→ **What the task requires**
A line counts if it contains the word "Email" at least once. State how many such lines the records contain, giving the number alone.

═══ Data records ═══

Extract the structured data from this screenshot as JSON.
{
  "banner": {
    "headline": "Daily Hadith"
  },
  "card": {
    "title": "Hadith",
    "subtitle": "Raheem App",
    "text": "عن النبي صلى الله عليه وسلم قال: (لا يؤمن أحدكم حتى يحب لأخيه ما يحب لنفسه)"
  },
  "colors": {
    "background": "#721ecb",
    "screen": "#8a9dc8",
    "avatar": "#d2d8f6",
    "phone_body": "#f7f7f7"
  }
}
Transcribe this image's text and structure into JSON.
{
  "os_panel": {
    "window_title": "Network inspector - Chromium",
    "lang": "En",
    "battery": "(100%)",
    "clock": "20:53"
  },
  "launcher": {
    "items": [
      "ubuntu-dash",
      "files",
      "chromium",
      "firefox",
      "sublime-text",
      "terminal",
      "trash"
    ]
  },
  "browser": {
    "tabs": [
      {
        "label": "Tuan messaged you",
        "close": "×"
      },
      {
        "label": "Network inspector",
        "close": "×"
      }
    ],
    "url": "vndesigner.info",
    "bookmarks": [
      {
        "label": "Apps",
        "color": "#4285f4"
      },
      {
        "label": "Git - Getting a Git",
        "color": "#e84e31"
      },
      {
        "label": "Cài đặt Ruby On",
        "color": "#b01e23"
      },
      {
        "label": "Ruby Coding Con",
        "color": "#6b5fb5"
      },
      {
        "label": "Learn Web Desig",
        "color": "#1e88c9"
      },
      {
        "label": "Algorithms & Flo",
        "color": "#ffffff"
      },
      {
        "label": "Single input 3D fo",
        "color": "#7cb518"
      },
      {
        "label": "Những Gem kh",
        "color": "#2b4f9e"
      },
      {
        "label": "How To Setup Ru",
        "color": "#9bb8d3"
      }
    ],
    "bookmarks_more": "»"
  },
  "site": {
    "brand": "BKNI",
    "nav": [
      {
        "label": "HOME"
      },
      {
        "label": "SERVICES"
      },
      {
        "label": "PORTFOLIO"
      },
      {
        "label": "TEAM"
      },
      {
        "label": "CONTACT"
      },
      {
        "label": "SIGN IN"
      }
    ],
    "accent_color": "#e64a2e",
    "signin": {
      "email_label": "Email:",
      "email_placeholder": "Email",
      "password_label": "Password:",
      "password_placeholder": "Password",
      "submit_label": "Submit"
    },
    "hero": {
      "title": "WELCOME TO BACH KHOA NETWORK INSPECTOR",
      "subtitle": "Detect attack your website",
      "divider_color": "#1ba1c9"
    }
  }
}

═══

→ **Solution for this task**
2